- Task statement
Search the records below for the word "điểm". Pull out each line that has it.

(Stored records)
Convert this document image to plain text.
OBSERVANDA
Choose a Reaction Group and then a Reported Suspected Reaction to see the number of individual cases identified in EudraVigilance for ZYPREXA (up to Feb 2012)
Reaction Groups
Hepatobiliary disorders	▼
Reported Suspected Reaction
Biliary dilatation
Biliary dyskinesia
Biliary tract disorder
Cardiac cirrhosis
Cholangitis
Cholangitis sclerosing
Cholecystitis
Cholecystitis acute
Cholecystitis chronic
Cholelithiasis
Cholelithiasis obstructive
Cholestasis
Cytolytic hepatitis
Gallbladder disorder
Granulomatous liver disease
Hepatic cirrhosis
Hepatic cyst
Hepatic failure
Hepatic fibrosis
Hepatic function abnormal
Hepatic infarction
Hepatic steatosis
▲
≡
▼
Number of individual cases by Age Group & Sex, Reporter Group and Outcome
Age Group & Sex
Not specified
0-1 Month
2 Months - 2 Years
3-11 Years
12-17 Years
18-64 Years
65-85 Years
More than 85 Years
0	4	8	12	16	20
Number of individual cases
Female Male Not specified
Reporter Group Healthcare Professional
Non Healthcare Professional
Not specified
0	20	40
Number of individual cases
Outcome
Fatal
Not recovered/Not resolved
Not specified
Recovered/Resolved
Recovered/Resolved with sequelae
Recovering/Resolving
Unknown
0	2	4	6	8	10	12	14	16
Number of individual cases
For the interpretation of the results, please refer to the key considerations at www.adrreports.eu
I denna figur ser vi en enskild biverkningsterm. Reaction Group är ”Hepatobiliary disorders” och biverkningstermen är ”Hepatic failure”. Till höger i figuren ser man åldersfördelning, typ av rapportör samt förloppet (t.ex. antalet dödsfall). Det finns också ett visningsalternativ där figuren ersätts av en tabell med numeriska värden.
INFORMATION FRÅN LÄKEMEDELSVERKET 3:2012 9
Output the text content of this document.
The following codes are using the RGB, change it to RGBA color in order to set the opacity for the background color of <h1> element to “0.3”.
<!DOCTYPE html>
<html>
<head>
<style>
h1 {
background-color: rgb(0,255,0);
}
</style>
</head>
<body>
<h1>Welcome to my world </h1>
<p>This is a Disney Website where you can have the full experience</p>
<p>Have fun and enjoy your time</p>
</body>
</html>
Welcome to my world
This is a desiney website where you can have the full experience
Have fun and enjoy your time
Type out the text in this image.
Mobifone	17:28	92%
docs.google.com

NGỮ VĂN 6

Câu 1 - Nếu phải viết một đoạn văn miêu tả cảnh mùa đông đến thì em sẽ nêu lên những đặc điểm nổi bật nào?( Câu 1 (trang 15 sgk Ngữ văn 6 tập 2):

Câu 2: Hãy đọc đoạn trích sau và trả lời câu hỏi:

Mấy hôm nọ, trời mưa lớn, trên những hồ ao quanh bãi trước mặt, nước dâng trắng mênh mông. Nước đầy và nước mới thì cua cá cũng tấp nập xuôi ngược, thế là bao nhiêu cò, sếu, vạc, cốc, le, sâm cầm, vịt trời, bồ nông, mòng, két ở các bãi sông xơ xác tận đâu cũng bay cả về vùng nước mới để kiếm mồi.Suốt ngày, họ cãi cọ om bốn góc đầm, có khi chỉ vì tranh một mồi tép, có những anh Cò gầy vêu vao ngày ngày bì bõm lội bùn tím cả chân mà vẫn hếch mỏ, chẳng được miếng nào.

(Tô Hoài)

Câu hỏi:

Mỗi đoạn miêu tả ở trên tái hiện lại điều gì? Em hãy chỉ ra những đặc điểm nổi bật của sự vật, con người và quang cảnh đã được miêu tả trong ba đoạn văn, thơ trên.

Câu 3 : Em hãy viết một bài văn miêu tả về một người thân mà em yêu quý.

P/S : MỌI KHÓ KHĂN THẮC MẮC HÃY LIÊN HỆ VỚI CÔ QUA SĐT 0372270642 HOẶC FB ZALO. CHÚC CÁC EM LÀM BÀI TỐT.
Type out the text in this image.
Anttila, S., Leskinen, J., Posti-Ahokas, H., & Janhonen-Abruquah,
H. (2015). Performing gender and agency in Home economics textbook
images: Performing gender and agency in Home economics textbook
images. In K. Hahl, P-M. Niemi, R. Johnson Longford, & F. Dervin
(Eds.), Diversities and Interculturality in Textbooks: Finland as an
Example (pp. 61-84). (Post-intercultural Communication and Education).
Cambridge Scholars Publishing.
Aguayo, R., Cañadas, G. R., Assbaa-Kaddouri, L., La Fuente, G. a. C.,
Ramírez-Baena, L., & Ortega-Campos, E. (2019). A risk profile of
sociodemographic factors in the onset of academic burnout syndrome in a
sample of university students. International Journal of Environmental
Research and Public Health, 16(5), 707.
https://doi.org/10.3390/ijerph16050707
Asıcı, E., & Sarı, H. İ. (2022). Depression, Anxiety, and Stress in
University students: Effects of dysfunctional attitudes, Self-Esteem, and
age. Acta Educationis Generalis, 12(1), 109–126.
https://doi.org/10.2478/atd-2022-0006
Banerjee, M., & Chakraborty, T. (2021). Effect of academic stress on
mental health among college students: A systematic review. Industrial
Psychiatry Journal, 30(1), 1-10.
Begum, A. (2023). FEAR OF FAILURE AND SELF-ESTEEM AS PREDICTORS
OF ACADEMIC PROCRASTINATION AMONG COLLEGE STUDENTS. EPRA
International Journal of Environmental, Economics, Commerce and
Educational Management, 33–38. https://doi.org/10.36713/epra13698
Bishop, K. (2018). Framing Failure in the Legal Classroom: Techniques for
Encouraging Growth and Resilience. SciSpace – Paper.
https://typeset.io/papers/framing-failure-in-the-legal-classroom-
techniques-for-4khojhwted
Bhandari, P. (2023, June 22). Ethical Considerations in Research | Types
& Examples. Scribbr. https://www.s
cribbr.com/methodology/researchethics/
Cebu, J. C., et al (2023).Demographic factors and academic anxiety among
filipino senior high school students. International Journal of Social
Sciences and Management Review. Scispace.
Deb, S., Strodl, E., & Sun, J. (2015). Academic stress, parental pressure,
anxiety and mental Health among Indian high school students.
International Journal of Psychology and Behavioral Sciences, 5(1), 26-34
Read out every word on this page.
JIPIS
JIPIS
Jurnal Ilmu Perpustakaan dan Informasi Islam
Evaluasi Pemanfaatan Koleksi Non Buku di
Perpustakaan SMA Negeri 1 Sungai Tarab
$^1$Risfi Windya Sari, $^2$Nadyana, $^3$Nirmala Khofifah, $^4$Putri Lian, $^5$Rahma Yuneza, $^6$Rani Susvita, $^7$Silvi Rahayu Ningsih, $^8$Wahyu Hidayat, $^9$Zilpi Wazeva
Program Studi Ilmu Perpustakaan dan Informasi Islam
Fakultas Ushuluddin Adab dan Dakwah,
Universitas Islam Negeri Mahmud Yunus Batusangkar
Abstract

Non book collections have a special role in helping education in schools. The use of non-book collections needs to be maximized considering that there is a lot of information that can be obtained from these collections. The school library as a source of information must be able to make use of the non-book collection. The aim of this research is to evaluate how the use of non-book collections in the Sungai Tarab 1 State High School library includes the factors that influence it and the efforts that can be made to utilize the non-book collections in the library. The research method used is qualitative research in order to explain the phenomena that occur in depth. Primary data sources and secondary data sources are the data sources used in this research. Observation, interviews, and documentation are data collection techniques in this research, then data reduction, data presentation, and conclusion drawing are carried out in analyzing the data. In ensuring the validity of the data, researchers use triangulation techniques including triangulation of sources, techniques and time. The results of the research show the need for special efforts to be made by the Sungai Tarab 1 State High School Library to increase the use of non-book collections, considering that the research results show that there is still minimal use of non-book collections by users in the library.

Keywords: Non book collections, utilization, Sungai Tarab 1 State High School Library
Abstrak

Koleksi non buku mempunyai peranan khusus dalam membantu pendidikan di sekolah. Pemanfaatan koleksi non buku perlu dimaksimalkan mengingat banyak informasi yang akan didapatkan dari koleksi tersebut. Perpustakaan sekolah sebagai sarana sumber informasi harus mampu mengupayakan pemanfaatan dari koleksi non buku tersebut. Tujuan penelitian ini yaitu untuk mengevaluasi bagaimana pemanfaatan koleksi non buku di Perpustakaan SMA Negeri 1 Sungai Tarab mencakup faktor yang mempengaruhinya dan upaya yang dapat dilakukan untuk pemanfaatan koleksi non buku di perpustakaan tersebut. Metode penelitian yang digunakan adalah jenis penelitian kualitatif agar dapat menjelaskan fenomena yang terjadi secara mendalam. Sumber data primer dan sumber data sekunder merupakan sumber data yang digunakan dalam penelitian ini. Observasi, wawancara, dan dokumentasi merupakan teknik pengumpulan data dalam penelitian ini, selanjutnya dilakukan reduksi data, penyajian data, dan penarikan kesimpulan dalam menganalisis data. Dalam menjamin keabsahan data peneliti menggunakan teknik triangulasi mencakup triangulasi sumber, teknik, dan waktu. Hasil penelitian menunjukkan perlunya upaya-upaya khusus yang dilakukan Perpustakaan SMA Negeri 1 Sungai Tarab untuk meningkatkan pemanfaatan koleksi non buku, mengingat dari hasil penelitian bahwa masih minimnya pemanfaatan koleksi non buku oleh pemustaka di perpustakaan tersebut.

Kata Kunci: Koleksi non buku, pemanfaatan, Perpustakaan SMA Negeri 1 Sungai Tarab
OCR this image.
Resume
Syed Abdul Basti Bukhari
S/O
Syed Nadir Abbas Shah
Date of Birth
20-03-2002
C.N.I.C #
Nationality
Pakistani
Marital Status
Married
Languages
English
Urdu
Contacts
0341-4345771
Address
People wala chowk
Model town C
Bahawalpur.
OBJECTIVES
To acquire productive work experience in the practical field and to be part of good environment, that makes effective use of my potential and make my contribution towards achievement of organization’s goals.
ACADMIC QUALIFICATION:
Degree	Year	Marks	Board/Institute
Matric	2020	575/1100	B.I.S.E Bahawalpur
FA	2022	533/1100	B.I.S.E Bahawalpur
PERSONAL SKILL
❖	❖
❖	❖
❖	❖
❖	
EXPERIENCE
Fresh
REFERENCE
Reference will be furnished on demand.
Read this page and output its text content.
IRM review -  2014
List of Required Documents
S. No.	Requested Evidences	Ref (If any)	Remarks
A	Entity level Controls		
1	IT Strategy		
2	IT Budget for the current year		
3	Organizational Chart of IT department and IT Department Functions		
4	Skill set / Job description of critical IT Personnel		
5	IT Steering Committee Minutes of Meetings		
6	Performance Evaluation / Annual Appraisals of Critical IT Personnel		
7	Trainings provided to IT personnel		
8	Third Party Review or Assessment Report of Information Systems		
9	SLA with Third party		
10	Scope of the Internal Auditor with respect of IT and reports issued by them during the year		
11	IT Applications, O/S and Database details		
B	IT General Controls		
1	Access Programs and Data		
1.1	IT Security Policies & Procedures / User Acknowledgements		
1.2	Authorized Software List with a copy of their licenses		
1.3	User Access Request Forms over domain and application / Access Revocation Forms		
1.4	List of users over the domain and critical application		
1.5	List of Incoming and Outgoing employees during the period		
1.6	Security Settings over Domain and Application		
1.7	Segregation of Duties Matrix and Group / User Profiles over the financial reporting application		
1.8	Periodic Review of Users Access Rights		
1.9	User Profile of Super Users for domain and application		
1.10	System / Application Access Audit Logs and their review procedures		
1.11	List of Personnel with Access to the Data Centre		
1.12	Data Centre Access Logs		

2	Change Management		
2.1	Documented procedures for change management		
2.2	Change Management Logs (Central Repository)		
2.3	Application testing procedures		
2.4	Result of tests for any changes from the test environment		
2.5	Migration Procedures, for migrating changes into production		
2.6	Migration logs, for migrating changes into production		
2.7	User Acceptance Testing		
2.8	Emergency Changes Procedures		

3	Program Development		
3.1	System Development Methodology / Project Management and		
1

- Output for this task
Câu 1 - Nếu phải viết một đoạn văn miêu tả cảnh mùa đông đến thì em sẽ nêu lên những đặc điểm nổi bật nào?( Câu 1 (trang 15 sgk Ngữ văn 6 tập 2):
Mỗi đoạn miêu tả ở trên tái hiện lại điều gì? Em hãy chỉ ra những đặc điểm nổi bật của sự vật, con người và quang cảnh đã được miêu tả trong ba đoạn văn, thơ trên.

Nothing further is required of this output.